Extracted data entries
======

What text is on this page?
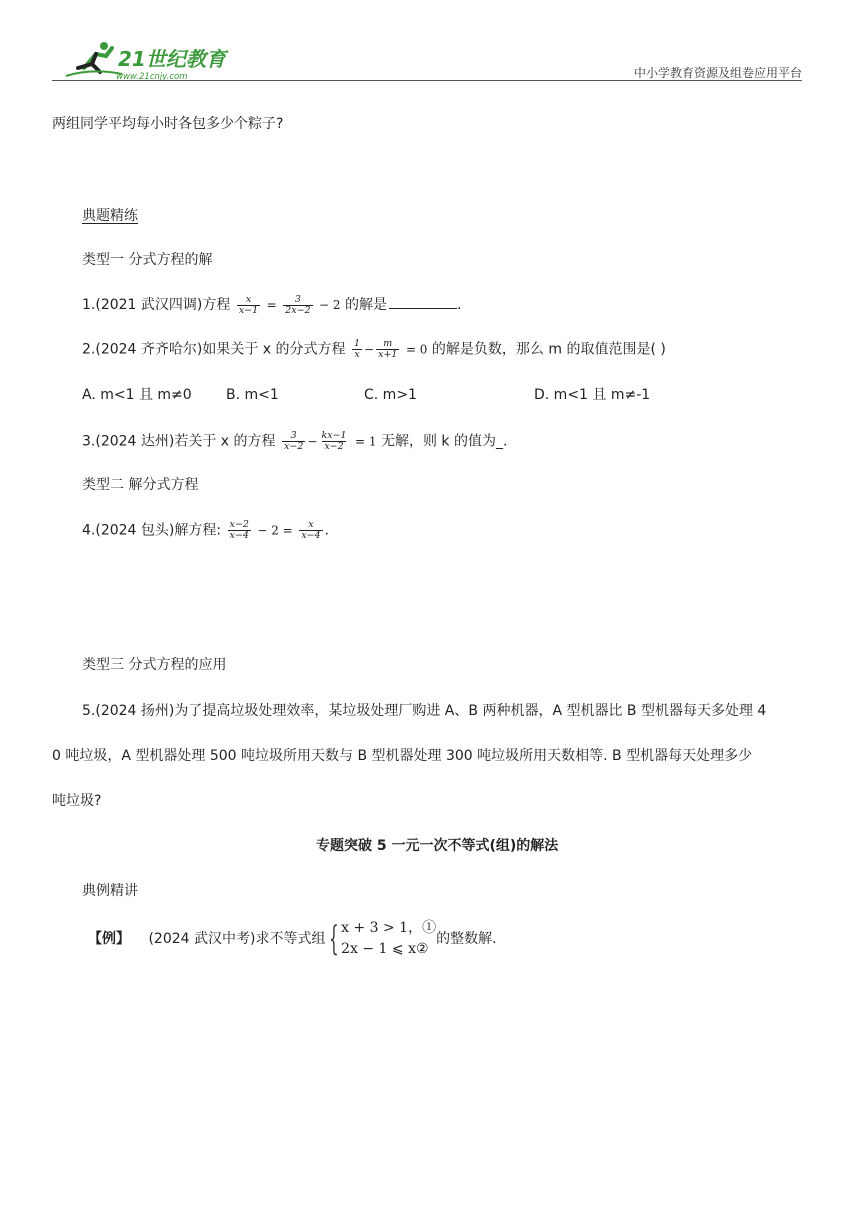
21世纪教育
www.21cnjy.com	中小学教育资源及组卷应用平台
两组同学平均每小时各包多少个粽子?
典题精练
类型一 分式方程的解
1.(2021 武汉四调)方程 $\frac{x}{x-1} = \frac{3}{2x-2} - 2$ 的解是	.
2.(2024 齐齐哈尔)如果关于 x 的分式方程 $\frac{1}{x} - \frac{m}{x+1} = 0$ 的解是负数，那么 m 的取值范围是( )
A. m<1 且 m≠0 B. m<1	C. m>1	D. m<1 且 m≠-1
3.(2024 达州)若关于 x 的方程 $\frac{3}{x-2} - \frac{kx-1}{x-2} = 1$ 无解，则 k 的值为_.
类型二 解分式方程
4.(2024 包头)解方程: $\frac{x-2}{x-4} - 2 = \frac{x}{x-4}$ .
类型三 分式方程的应用
5.(2024 扬州)为了提高垃圾处理效率，某垃圾处理厂购进 A、B 两种机器，A 型机器比 B 型机器每天多处理 4
0 吨垃圾，A 型机器处理 500 吨垃圾所用天数与 B 型机器处理 300 吨垃圾所用天数相等. B 型机器每天处理多少
吨垃圾?
专题突破 5 一元一次不等式(组)的解法
典例精讲
【例】 (2024 武汉中考)求不等式组 { x + 3 > 1，①
2x − 1 ⩽ x②
的整数解.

======

§ WORK INSTRUCTIONS: Every record above must be given again exactly; drop the pictures.

§ WRITTEN SOLUTION:
What text is on this page?
21世纪教育
www.21cnjy.com	中小学教育资源及组卷应用平台
两组同学平均每小时各包多少个粽子?
典题精练
类型一 分式方程的解
1.(2021 武汉四调)方程 $\frac{x}{x-1} = \frac{3}{2x-2} - 2$ 的解是	.
2.(2024 齐齐哈尔)如果关于 x 的分式方程 $\frac{1}{x} - \frac{m}{x+1} = 0$ 的解是负数，那么 m 的取值范围是( )
A. m<1 且 m≠0 B. m<1	C. m>1	D. m<1 且 m≠-1
3.(2024 达州)若关于 x 的方程 $\frac{3}{x-2} - \frac{kx-1}{x-2} = 1$ 无解，则 k 的值为_.
类型二 解分式方程
4.(2024 包头)解方程: $\frac{x-2}{x-4} - 2 = \frac{x}{x-4}$ .
类型三 分式方程的应用
5.(2024 扬州)为了提高垃圾处理效率，某垃圾处理厂购进 A、B 两种机器，A 型机器比 B 型机器每天多处理 4
0 吨垃圾，A 型机器处理 500 吨垃圾所用天数与 B 型机器处理 300 吨垃圾所用天数相等. B 型机器每天处理多少
吨垃圾?
专题突破 5 一元一次不等式(组)的解法
典例精讲
【例】 (2024 武汉中考)求不等式组 { x + 3 > 1，①
2x − 1 ⩽ x②
的整数解.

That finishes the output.